▶ _Work to complete_
Retype all of the data. Every line must match exactly.

▶ _Input data_
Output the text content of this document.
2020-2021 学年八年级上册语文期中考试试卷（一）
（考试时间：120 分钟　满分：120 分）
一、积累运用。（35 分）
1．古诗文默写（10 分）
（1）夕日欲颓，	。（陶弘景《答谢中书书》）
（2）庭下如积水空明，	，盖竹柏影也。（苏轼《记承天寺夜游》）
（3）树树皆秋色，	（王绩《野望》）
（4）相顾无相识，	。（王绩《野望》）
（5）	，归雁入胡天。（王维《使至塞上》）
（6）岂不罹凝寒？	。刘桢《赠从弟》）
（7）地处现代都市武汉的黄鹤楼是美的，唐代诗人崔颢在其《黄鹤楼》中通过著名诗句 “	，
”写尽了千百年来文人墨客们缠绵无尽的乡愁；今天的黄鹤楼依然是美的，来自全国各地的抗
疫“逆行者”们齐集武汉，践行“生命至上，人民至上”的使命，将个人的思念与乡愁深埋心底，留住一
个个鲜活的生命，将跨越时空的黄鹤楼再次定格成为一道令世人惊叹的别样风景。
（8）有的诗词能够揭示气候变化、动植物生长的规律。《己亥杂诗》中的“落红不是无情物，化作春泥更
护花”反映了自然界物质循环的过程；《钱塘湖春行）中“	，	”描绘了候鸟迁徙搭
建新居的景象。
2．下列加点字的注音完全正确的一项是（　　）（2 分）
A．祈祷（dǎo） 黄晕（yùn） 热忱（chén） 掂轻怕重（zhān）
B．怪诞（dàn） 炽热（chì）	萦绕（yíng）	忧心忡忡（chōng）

▶ _Answer in full_
Output the text content of this document.
2020-2021 学年八年级上册语文期中考试试卷（一）
（考试时间：120 分钟　满分：120 分）
一、积累运用。（35 分）
1．古诗文默写（10 分）
（1）夕日欲颓，	。（陶弘景《答谢中书书》）
（2）庭下如积水空明，	，盖竹柏影也。（苏轼《记承天寺夜游》）
（3）树树皆秋色，	（王绩《野望》）
（4）相顾无相识，	。（王绩《野望》）
（5）	，归雁入胡天。（王维《使至塞上》）
（6）岂不罹凝寒？	。刘桢《赠从弟》）
（7）地处现代都市武汉的黄鹤楼是美的，唐代诗人崔颢在其《黄鹤楼》中通过著名诗句 “	，
”写尽了千百年来文人墨客们缠绵无尽的乡愁；今天的黄鹤楼依然是美的，来自全国各地的抗
疫“逆行者”们齐集武汉，践行“生命至上，人民至上”的使命，将个人的思念与乡愁深埋心底，留住一
个个鲜活的生命，将跨越时空的黄鹤楼再次定格成为一道令世人惊叹的别样风景。
（8）有的诗词能够揭示气候变化、动植物生长的规律。《己亥杂诗》中的“落红不是无情物，化作春泥更
护花”反映了自然界物质循环的过程；《钱塘湖春行）中“	，	”描绘了候鸟迁徙搭
建新居的景象。
2．下列加点字的注音完全正确的一项是（　　）（2 分）
A．祈祷（dǎo） 黄晕（yùn） 热忱（chén） 掂轻怕重（zhān）
B．怪诞（dàn） 炽热（chì）	萦绕（yíng）	忧心忡忡（chōng）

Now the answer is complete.